→ STATED PROBLEM
Give the number of lines containing "continues" in this listing, with no other words.

Dataset records:
******

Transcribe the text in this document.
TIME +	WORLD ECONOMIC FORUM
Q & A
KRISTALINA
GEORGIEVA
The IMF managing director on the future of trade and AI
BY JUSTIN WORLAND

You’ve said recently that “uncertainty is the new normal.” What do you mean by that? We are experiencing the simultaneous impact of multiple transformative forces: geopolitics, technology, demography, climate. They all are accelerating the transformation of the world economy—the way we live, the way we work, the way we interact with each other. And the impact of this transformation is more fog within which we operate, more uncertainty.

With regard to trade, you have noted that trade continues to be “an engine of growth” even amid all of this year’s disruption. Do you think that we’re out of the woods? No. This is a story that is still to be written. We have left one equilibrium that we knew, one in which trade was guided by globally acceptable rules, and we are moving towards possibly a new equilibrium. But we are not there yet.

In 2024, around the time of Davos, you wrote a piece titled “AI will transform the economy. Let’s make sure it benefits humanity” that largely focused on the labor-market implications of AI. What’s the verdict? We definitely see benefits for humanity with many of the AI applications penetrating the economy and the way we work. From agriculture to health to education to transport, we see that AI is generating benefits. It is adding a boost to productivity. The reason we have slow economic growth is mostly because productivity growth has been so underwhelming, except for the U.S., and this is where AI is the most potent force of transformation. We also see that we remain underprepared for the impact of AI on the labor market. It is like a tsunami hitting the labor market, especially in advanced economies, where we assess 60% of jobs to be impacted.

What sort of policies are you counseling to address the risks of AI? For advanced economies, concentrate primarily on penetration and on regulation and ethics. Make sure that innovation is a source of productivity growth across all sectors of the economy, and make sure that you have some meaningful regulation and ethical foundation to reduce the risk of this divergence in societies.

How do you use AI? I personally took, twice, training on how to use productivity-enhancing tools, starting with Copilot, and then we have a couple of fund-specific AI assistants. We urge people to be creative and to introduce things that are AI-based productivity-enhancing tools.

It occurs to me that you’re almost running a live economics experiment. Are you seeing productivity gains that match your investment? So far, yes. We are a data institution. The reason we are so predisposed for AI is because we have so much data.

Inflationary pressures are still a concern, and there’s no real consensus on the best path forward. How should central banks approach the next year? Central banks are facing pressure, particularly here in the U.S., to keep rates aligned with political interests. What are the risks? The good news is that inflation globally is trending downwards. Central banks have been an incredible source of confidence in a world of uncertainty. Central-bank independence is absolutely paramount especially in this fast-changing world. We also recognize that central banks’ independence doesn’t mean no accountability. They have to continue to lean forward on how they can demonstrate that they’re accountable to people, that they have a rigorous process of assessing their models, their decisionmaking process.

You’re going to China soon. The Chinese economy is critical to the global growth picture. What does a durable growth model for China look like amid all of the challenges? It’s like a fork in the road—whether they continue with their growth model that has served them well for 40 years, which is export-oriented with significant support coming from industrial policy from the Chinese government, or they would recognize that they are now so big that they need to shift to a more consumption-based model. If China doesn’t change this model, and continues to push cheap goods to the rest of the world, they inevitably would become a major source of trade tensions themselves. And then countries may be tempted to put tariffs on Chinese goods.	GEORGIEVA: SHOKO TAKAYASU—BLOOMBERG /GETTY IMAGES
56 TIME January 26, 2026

******

→ OUTPUT BELOW
2